## start
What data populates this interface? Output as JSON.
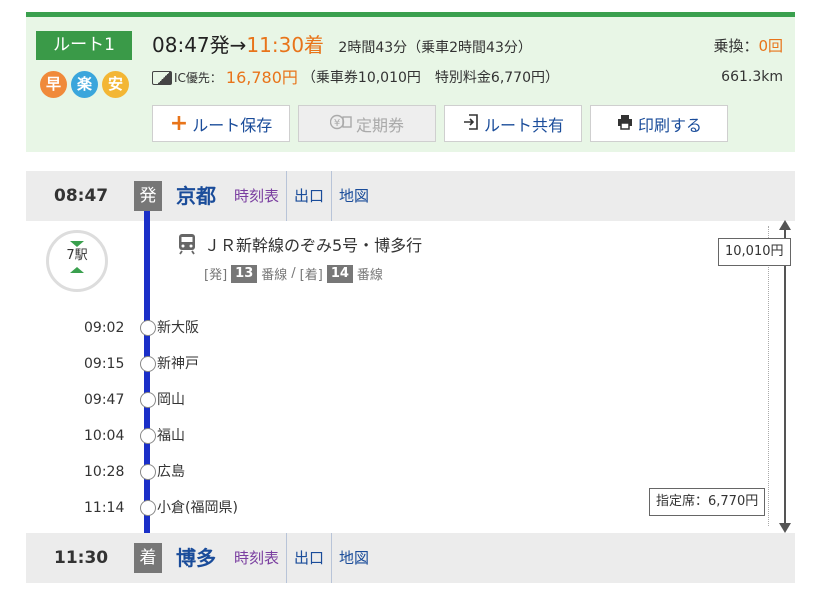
{
  "route": {
    "label": "ルート1",
    "badges": [
      "早",
      "楽",
      "安"
    ],
    "depart_time": "08:47",
    "depart_suffix": "発→",
    "arrive_time": "11:30",
    "arrive_suffix": "着",
    "duration": "2時間43分（乗車2時間43分）",
    "ic_label": "IC優先：",
    "fare_total": "16,780円",
    "fare_detail": "（乗車券10,010円　特別料金6,770円）",
    "transfer_label": "乗換：",
    "transfer_count": "0回",
    "distance": "661.3km",
    "buttons": {
      "save": "ルート保存",
      "pass": "定期券",
      "share": "ルート共有",
      "print": "印刷する"
    }
  },
  "departure": {
    "time": "08:47",
    "tag": "発",
    "station": "京都",
    "links": [
      "時刻表",
      "出口",
      "地図"
    ]
  },
  "train": {
    "stop_count": "7駅",
    "name": "ＪＲ新幹線のぞみ5号・博多行",
    "dep_label": "[発]",
    "dep_platform": "13",
    "arr_label": "[着]",
    "arr_platform": "14",
    "platform_suffix": "番線",
    "separator": "/",
    "stops": [
      {
        "time": "09:02",
        "name": "新大阪"
      },
      {
        "time": "09:15",
        "name": "新神戸"
      },
      {
        "time": "09:47",
        "name": "岡山"
      },
      {
        "time": "10:04",
        "name": "福山"
      },
      {
        "time": "10:28",
        "name": "広島"
      },
      {
        "time": "11:14",
        "name": "小倉(福岡県)"
      }
    ],
    "ticket_fare": "10,010円",
    "reserved_fare": "指定席：6,770円"
  },
  "arrival": {
    "time": "11:30",
    "tag": "着",
    "station": "博多",
    "links": [
      "時刻表",
      "出口",
      "地図"
    ]
  },
  "colors": {
    "accent": "#e8741a",
    "route_green": "#3a9a48",
    "link_blue": "#1a4c9a",
    "line_blue": "#1a2fc8"
  }
}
## end
## The task
Go back to the records above and write them out exactly, without the pictures.

## Written response
What data populates this interface? Output as JSON.
{
  "route": {
    "label": "ルート1",
    "badges": [
      "早",
      "楽",
      "安"
    ],
    "depart_time": "08:47",
    "depart_suffix": "発→",
    "arrive_time": "11:30",
    "arrive_suffix": "着",
    "duration": "2時間43分（乗車2時間43分）",
    "ic_label": "IC優先：",
    "fare_total": "16,780円",
    "fare_detail": "（乗車券10,010円　特別料金6,770円）",
    "transfer_label": "乗換：",
    "transfer_count": "0回",
    "distance": "661.3km",
    "buttons": {
      "save": "ルート保存",
      "pass": "定期券",
      "share": "ルート共有",
      "print": "印刷する"
    }
  },
  "departure": {
    "time": "08:47",
    "tag": "発",
    "station": "京都",
    "links": [
      "時刻表",
      "出口",
      "地図"
    ]
  },
  "train": {
    "stop_count": "7駅",
    "name": "ＪＲ新幹線のぞみ5号・博多行",
    "dep_label": "[発]",
    "dep_platform": "13",
    "arr_label": "[着]",
    "arr_platform": "14",
    "platform_suffix": "番線",
    "separator": "/",
    "stops": [
      {
        "time": "09:02",
        "name": "新大阪"
      },
      {
        "time": "09:15",
        "name": "新神戸"
      },
      {
        "time": "09:47",
        "name": "岡山"
      },
      {
        "time": "10:04",
        "name": "福山"
      },
      {
        "time": "10:28",
        "name": "広島"
      },
      {
        "time": "11:14",
        "name": "小倉(福岡県)"
      }
    ],
    "ticket_fare": "10,010円",
    "reserved_fare": "指定席：6,770円"
  },
  "arrival": {
    "time": "11:30",
    "tag": "着",
    "station": "博多",
    "links": [
      "時刻表",
      "出口",
      "地図"
    ]
  },
  "colors": {
    "accent": "#e8741a",
    "route_green": "#3a9a48",
    "link_blue": "#1a4c9a",
    "line_blue": "#1a2fc8"
  }
}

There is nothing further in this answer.